LISTED ENTRIES:
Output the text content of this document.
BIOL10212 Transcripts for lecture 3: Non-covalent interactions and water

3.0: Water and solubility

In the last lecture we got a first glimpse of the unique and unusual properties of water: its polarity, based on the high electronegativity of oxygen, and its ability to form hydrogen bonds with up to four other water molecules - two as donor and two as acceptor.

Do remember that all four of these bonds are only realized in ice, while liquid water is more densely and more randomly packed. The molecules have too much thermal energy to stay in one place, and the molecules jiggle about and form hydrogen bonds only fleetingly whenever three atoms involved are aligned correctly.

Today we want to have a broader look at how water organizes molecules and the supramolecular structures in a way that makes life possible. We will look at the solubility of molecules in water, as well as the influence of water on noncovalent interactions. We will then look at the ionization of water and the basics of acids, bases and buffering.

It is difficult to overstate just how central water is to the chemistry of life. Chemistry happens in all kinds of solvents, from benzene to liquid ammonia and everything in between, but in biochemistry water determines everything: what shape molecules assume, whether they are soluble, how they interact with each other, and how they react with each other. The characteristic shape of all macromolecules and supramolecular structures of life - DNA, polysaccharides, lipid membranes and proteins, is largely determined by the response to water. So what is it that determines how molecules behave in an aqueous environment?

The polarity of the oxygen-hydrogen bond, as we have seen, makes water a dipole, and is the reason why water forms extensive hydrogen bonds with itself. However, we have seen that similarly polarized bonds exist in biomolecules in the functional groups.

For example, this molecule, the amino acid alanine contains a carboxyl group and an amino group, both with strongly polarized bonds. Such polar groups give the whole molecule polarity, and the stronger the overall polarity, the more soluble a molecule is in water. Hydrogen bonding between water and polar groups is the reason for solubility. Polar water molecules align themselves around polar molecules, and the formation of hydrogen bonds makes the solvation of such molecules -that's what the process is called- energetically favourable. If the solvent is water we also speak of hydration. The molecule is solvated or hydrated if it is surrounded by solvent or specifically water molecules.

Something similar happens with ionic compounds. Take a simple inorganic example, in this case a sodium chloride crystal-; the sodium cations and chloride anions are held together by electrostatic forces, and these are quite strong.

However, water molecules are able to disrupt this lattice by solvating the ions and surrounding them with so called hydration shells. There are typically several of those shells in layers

TASK: Repeat everything in the listing above exactly.

TASK OUTPUT:
Output the text content of this document.
BIOL10212 Transcripts for lecture 3: Non-covalent interactions and water

3.0: Water and solubility

In the last lecture we got a first glimpse of the unique and unusual properties of water: its polarity, based on the high electronegativity of oxygen, and its ability to form hydrogen bonds with up to four other water molecules - two as donor and two as acceptor.

Do remember that all four of these bonds are only realized in ice, while liquid water is more densely and more randomly packed. The molecules have too much thermal energy to stay in one place, and the molecules jiggle about and form hydrogen bonds only fleetingly whenever three atoms involved are aligned correctly.

Today we want to have a broader look at how water organizes molecules and the supramolecular structures in a way that makes life possible. We will look at the solubility of molecules in water, as well as the influence of water on noncovalent interactions. We will then look at the ionization of water and the basics of acids, bases and buffering.

It is difficult to overstate just how central water is to the chemistry of life. Chemistry happens in all kinds of solvents, from benzene to liquid ammonia and everything in between, but in biochemistry water determines everything: what shape molecules assume, whether they are soluble, how they interact with each other, and how they react with each other. The characteristic shape of all macromolecules and supramolecular structures of life - DNA, polysaccharides, lipid membranes and proteins, is largely determined by the response to water. So what is it that determines how molecules behave in an aqueous environment?

The polarity of the oxygen-hydrogen bond, as we have seen, makes water a dipole, and is the reason why water forms extensive hydrogen bonds with itself. However, we have seen that similarly polarized bonds exist in biomolecules in the functional groups.

For example, this molecule, the amino acid alanine contains a carboxyl group and an amino group, both with strongly polarized bonds. Such polar groups give the whole molecule polarity, and the stronger the overall polarity, the more soluble a molecule is in water. Hydrogen bonding between water and polar groups is the reason for solubility. Polar water molecules align themselves around polar molecules, and the formation of hydrogen bonds makes the solvation of such molecules -that's what the process is called- energetically favourable. If the solvent is water we also speak of hydration. The molecule is solvated or hydrated if it is surrounded by solvent or specifically water molecules.

Something similar happens with ionic compounds. Take a simple inorganic example, in this case a sodium chloride crystal-; the sodium cations and chloride anions are held together by electrostatic forces, and these are quite strong.

However, water molecules are able to disrupt this lattice by solvating the ions and surrounding them with so called hydration shells. There are typically several of those shells in layers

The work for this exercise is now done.